__Required work__.
Repeat each entry as written, dropping any picture you find.

--- begin ---

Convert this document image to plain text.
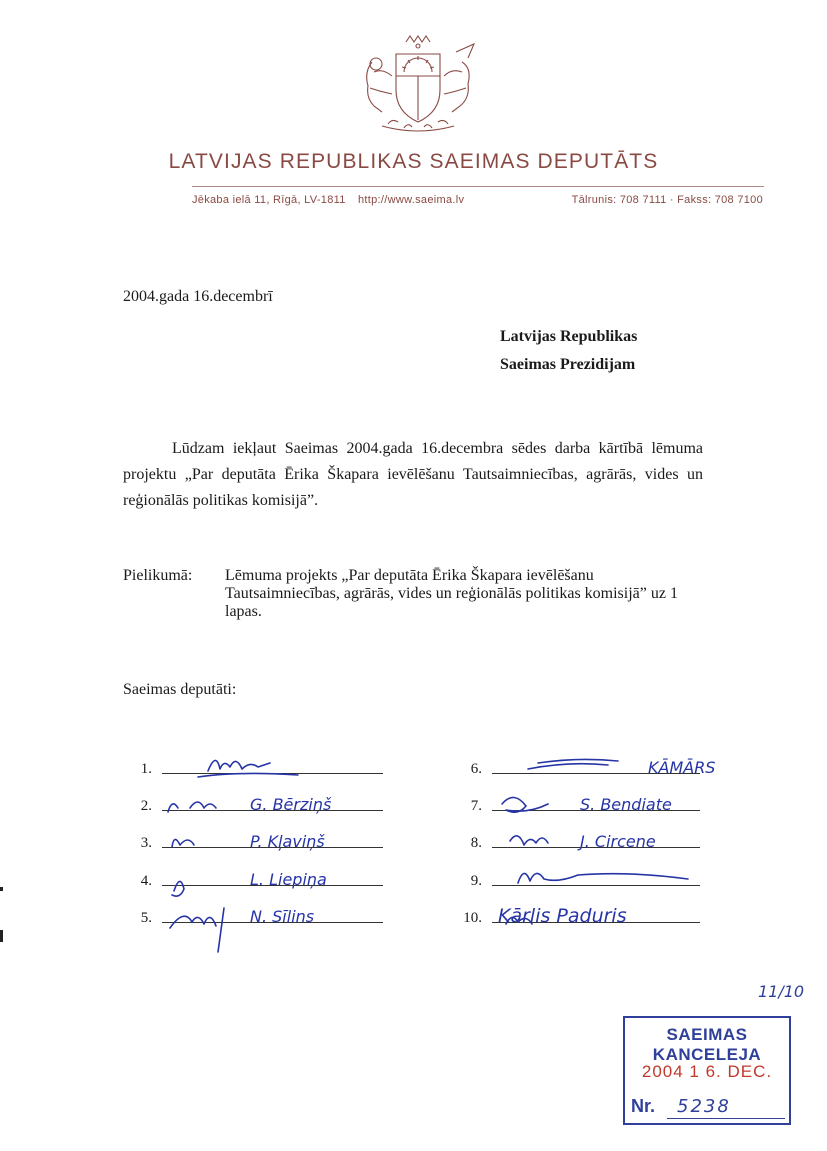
LATVIJAS REPUBLIKAS SAEIMAS DEPUTĀTS
Jēkaba ielā 11, Rīgā, LV-1811 http://www.saeima.lv	Tālrunis: 708 7111 · Fakss: 708 7100
2004.gada 16.decembrī
Latvijas Republikas
Saeimas Prezidijam
Lūdzam iekļaut Saeimas 2004.gada 16.decembra sēdes darba kārtībā lēmuma projektu „Par deputāta Ērika Škapara ievēlēšanu Tautsaimniecības, agrārās, vides un reģionālās politikas komisijā”.
Pielikumā: Lēmuma projekts „Par deputāta Ērika Škapara ievēlēšanu Tautsaimniecības, agrārās, vides un reģionālās politikas komisijā” uz 1 lapas.
Saeimas deputāti:
1.
2.	G. Bērziņš
3.	P. Kļaviņš
4.	L. Liepiņa
5.	N. Sīlins
6.	KĀMĀRS
7.	S. Bendiate
8.	J. Circene
9.
10. Kārlis Paduris
11/10
SAEIMAS KANCELEJA
2004 1 6. DEC.
Nr. 5238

--- end ---

__Exercise answer__.
Convert this document image to plain text.
LATVIJAS REPUBLIKAS SAEIMAS DEPUTĀTS
Jēkaba ielā 11, Rīgā, LV-1811 http://www.saeima.lv	Tālrunis: 708 7111 · Fakss: 708 7100
2004.gada 16.decembrī
Latvijas Republikas
Saeimas Prezidijam
Lūdzam iekļaut Saeimas 2004.gada 16.decembra sēdes darba kārtībā lēmuma projektu „Par deputāta Ērika Škapara ievēlēšanu Tautsaimniecības, agrārās, vides un reģionālās politikas komisijā”.
Pielikumā: Lēmuma projekts „Par deputāta Ērika Škapara ievēlēšanu Tautsaimniecības, agrārās, vides un reģionālās politikas komisijā” uz 1 lapas.
Saeimas deputāti:
1.
2.	G. Bērziņš
3.	P. Kļaviņš
4.	L. Liepiņa
5.	N. Sīlins
6.	KĀMĀRS
7.	S. Bendiate
8.	J. Circene
9.
10. Kārlis Paduris
11/10
SAEIMAS KANCELEJA
2004 1 6. DEC.
Nr. 5238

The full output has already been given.